Creating Weather Conditions in Video Production

Dealing with hot weather

For warm-blooded mammals that have been evolving to be perfectly suited to our surroundings for a while now, we do spend a remarkable amount of time trying to adjust those very surrounding conditions to make ourselves comfortable. We need air conditioning and heaters, umbrellas and sunglasses, we need blinds to shade out light but also need to wire in bulbs so that we can see, and then we pop a shade over that bulb just in case that is too bright. We are needy and fragile. We can’t handle dust. DUST! There are mammals that can survive weeks without food or water or shelter or sunglasses, while being hunted by other ferocious mammals that want to kill them. Kill them and eat them. They survive all of this. They survive all of this while being in a perpetual state of pregnancy. If I inhale in the same room as some dust I am immediately bed bound. In short – we are delicate. We need stability and consistency. We need nothing less than a record-breaking heatwave. In fact, we need one thing less than a record-breaking heatwave and that is a record-breaking heatwave when you are trying to shoot a Christmas commercial!

While as a nation we’ve been overwhelmed by the uphill battle of adjusting to our microclimate, this is actually one of the continuous struggles of video production – wrestling with nature to create fake weather conditions for a shoot. Summer ads can’t be shot in summer. The commercial to launch your spring range needs to have been picture locked before winter ends. Easter promos being shot any time after Jesus is born are way behind schedule. So if the challenge of changing seasons on command is an uphill battle, the past few weeks of forty-degree heat have made that hill seem positively Himalayan. To make us all feel a little better I’ve taken a look at one example from TV and one from film which demonstrates the lengths we will go to create the perfect, if entirely fake, weather conditions.

*TASK DATA*
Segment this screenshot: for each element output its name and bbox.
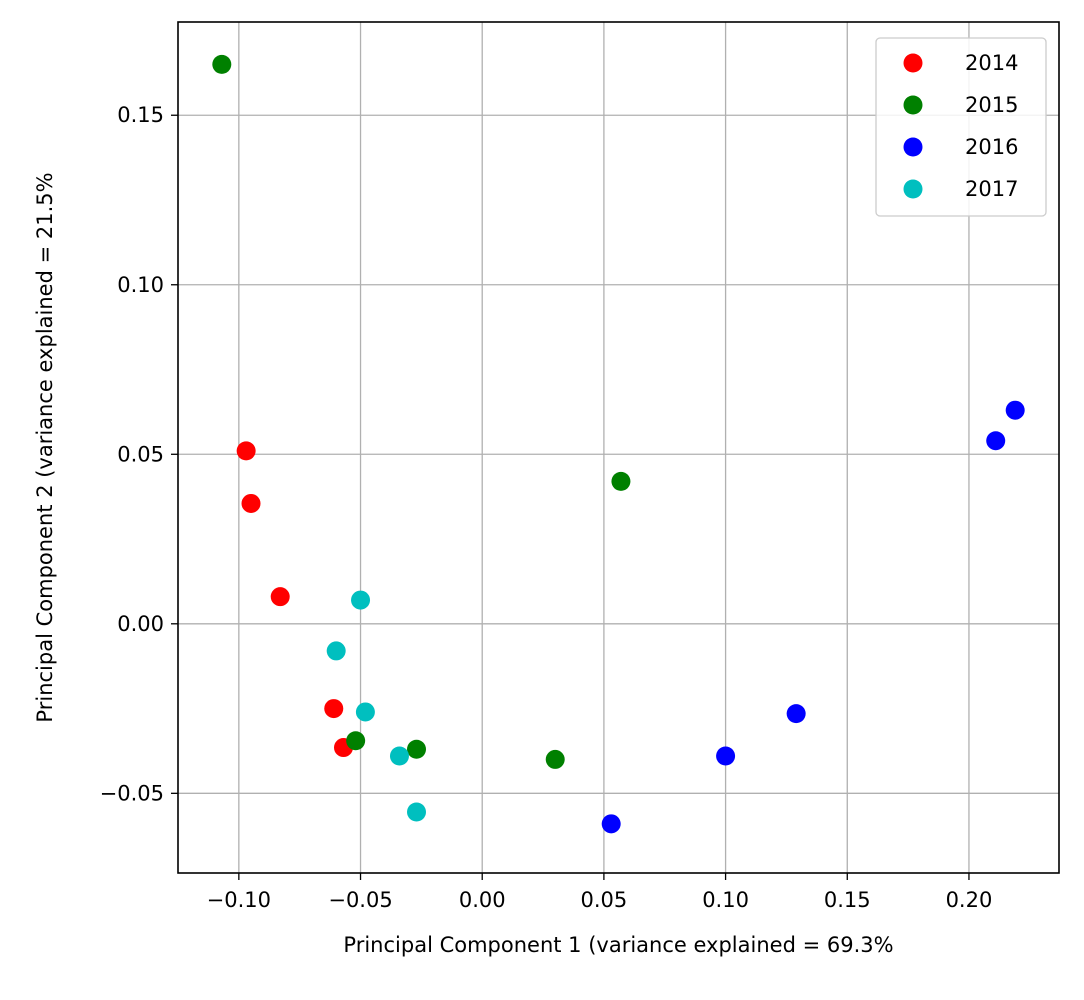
- legend-label-2014: 2014: [965, 51, 1018, 75]
- x-tick-label: 0.10: [702, 888, 749, 912]
- x-tick-label: 0.05: [581, 888, 628, 912]
- axis-ticks: −0.10 −0.05 0.00 0.05 0.10 0.15 0.20 −0.05 0.00 0…: [100, 103, 993, 912]
- y-tick-label: 0.05: [117, 442, 164, 466]
- y-tick-label: 0.15: [117, 103, 164, 127]
- data-point-2015: [407, 739, 427, 759]
- data-point-2015: [212, 54, 232, 74]
- legend-label-2015: 2015: [965, 93, 1018, 117]
- data-point-2014: [236, 441, 256, 461]
- data-point-2017: [355, 702, 375, 722]
- x-tick-label: 0.20: [946, 888, 993, 912]
- y-tick-label: 0.00: [117, 612, 164, 636]
- data-point-2016: [601, 814, 621, 834]
- x-tick-label: −0.10: [207, 888, 271, 912]
- data-point-2016: [786, 704, 806, 724]
- data-point-2014: [324, 699, 344, 719]
- legend-label-2016: 2016: [965, 135, 1018, 159]
- data-point-2015: [545, 749, 565, 769]
- legend-marker-2014: [903, 53, 923, 73]
- y-axis-title: Principal Component 2 (variance explaine…: [33, 172, 57, 722]
- data-point-2017: [407, 802, 427, 822]
- legend-label-2017: 2017: [965, 177, 1018, 201]
- data-point-2017: [326, 641, 346, 661]
- data-point-2017: [389, 746, 409, 766]
- legend: 2014 2015 2016 2017: [875, 37, 1047, 217]
- data-point-2014: [241, 493, 261, 513]
- legend-marker-2017: [903, 179, 923, 199]
- x-tick-label: −0.05: [328, 888, 392, 912]
- scatter-points: [212, 54, 1025, 834]
- legend-marker-2016: [903, 137, 923, 157]
- legend-box: [875, 37, 1047, 217]
- plot-frame: [177, 21, 1060, 874]
- x-axis-title: Principal Component 1 (variance explaine…: [343, 933, 893, 957]
- x-tick-label: 0.15: [824, 888, 871, 912]
- grid-lines: [178, 22, 1059, 873]
- y-tick-label: −0.05: [100, 781, 164, 805]
- data-point-2016: [1005, 400, 1025, 420]
- data-point-2016: [986, 431, 1006, 451]
- data-point-2015: [611, 471, 631, 491]
- data-point-2014: [270, 587, 290, 607]
- data-point-2016: [716, 746, 736, 766]
- x-tick-label: 0.00: [459, 888, 506, 912]
- legend-marker-2015: [903, 95, 923, 115]
- data-point-2015: [346, 731, 366, 751]
- y-tick-label: 0.10: [117, 273, 164, 297]
- data-point-2017: [351, 590, 371, 610]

*TASKS FOR THIS EXERCISE*
[a] Answer these questions from the piece on weather in video production.
(i) What kind of shoot does the writer say is even worse to face during a record-breaking heatwave?
(ii) By when must the commercial launching a spring range be picture locked?
(iii) How hot does the piece say the past few weeks have been?
[b] Copy out the lines of the entries, starting with the line containing "- legend-label-2014: 2014: [965, 51, 1018, 75]" and going on through the line containing "- y-tick-label: 0.00: [117, 612, 164, 636]".

*RESULTS*
[a]
(i) A Christmas commercial.
(ii) Before winter ends.
(iii) Forty degrees.

[b]
- legend-label-2014: 2014: [965, 51, 1018, 75]
- x-tick-label: 0.10: [702, 888, 749, 912]
- x-tick-label: 0.05: [581, 888, 628, 912]
- axis-ticks: −0.10 −0.05 0.00 0.05 0.10 0.15 0.20 −0.05 0.00 0…: [100, 103, 993, 912]
- y-tick-label: 0.05: [117, 442, 164, 466]
- y-tick-label: 0.15: [117, 103, 164, 127]
- data-point-2015: [407, 739, 427, 759]
- data-point-2015: [212, 54, 232, 74]
- legend-label-2015: 2015: [965, 93, 1018, 117]
- data-point-2014: [236, 441, 256, 461]
- data-point-2017: [355, 702, 375, 722]
- x-tick-label: 0.20: [946, 888, 993, 912]
- y-tick-label: 0.00: [117, 612, 164, 636]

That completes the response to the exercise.